Please print the full listing exactly.

Dataset excerpts
# # # # # # #

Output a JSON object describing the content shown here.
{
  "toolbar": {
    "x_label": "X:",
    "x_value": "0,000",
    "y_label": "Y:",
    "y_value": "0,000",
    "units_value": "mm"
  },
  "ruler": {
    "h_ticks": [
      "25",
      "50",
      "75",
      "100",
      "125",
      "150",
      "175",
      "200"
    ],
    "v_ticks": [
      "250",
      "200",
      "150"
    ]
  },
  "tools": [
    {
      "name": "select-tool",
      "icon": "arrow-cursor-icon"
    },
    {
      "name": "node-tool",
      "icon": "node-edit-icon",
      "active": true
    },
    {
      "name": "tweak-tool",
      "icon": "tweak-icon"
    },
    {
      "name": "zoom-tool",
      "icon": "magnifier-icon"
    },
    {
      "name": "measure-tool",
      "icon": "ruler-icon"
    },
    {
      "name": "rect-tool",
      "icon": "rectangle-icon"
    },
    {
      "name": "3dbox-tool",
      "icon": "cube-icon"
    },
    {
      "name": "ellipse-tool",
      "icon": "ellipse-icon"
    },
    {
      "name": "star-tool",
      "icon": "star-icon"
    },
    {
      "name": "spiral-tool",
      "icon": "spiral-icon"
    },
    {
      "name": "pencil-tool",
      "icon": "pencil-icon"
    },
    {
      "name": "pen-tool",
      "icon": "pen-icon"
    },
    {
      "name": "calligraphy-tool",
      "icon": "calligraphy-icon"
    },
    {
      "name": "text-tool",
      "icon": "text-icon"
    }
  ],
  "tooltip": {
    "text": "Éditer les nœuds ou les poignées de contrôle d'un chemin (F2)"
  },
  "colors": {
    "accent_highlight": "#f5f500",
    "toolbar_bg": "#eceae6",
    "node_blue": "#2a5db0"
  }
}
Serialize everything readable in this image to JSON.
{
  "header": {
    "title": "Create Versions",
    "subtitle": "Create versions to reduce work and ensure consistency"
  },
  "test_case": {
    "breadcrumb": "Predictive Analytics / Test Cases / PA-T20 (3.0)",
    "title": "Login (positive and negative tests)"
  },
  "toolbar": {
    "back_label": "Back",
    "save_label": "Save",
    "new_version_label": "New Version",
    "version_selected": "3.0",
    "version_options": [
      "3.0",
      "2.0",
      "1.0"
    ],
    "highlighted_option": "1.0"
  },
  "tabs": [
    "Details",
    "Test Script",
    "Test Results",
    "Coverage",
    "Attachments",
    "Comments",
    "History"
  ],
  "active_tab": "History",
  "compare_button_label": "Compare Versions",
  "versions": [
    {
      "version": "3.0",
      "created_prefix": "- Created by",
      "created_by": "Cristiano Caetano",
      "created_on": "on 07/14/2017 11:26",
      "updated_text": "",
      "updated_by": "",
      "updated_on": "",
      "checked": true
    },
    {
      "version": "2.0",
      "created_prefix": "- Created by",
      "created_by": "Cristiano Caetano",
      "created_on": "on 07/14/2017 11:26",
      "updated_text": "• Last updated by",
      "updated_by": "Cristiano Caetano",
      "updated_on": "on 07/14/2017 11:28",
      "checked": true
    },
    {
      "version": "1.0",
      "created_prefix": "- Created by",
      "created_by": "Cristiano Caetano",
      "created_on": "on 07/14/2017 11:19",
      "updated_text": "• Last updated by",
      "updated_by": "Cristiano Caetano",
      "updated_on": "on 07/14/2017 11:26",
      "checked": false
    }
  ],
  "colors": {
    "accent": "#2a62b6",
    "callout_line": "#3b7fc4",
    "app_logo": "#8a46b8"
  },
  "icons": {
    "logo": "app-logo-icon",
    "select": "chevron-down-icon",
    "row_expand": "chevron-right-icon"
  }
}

# # # # # # #

* _Solution below_:
Output a JSON object describing the content shown here.
{
  "toolbar": {
    "x_label": "X:",
    "x_value": "0,000",
    "y_label": "Y:",
    "y_value": "0,000",
    "units_value": "mm"
  },
  "ruler": {
    "h_ticks": [
      "25",
      "50",
      "75",
      "100",
      "125",
      "150",
      "175",
      "200"
    ],
    "v_ticks": [
      "250",
      "200",
      "150"
    ]
  },
  "tools": [
    {
      "name": "select-tool",
      "icon": "arrow-cursor-icon"
    },
    {
      "name": "node-tool",
      "icon": "node-edit-icon",
      "active": true
    },
    {
      "name": "tweak-tool",
      "icon": "tweak-icon"
    },
    {
      "name": "zoom-tool",
      "icon": "magnifier-icon"
    },
    {
      "name": "measure-tool",
      "icon": "ruler-icon"
    },
    {
      "name": "rect-tool",
      "icon": "rectangle-icon"
    },
    {
      "name": "3dbox-tool",
      "icon": "cube-icon"
    },
    {
      "name": "ellipse-tool",
      "icon": "ellipse-icon"
    },
    {
      "name": "star-tool",
      "icon": "star-icon"
    },
    {
      "name": "spiral-tool",
      "icon": "spiral-icon"
    },
    {
      "name": "pencil-tool",
      "icon": "pencil-icon"
    },
    {
      "name": "pen-tool",
      "icon": "pen-icon"
    },
    {
      "name": "calligraphy-tool",
      "icon": "calligraphy-icon"
    },
    {
      "name": "text-tool",
      "icon": "text-icon"
    }
  ],
  "tooltip": {
    "text": "Éditer les nœuds ou les poignées de contrôle d'un chemin (F2)"
  },
  "colors": {
    "accent_highlight": "#f5f500",
    "toolbar_bg": "#eceae6",
    "node_blue": "#2a5db0"
  }
}
Serialize everything readable in this image to JSON.
{
  "header": {
    "title": "Create Versions",
    "subtitle": "Create versions to reduce work and ensure consistency"
  },
  "test_case": {
    "breadcrumb": "Predictive Analytics / Test Cases / PA-T20 (3.0)",
    "title": "Login (positive and negative tests)"
  },
  "toolbar": {
    "back_label": "Back",
    "save_label": "Save",
    "new_version_label": "New Version",
    "version_selected": "3.0",
    "version_options": [
      "3.0",
      "2.0",
      "1.0"
    ],
    "highlighted_option": "1.0"
  },
  "tabs": [
    "Details",
    "Test Script",
    "Test Results",
    "Coverage",
    "Attachments",
    "Comments",
    "History"
  ],
  "active_tab": "History",
  "compare_button_label": "Compare Versions",
  "versions": [
    {
      "version": "3.0",
      "created_prefix": "- Created by",
      "created_by": "Cristiano Caetano",
      "created_on": "on 07/14/2017 11:26",
      "updated_text": "",
      "updated_by": "",
      "updated_on": "",
      "checked": true
    },
    {
      "version": "2.0",
      "created_prefix": "- Created by",
      "created_by": "Cristiano Caetano",
      "created_on": "on 07/14/2017 11:26",
      "updated_text": "• Last updated by",
      "updated_by": "Cristiano Caetano",
      "updated_on": "on 07/14/2017 11:28",
      "checked": true
    },
    {
      "version": "1.0",
      "created_prefix": "- Created by",
      "created_by": "Cristiano Caetano",
      "created_on": "on 07/14/2017 11:19",
      "updated_text": "• Last updated by",
      "updated_by": "Cristiano Caetano",
      "updated_on": "on 07/14/2017 11:26",
      "checked": false
    }
  ],
  "colors": {
    "accent": "#2a62b6",
    "callout_line": "#3b7fc4",
    "app_logo": "#8a46b8"
  },
  "icons": {
    "logo": "app-logo-icon",
    "select": "chevron-down-icon",
    "row_expand": "chevron-right-icon"
  }
}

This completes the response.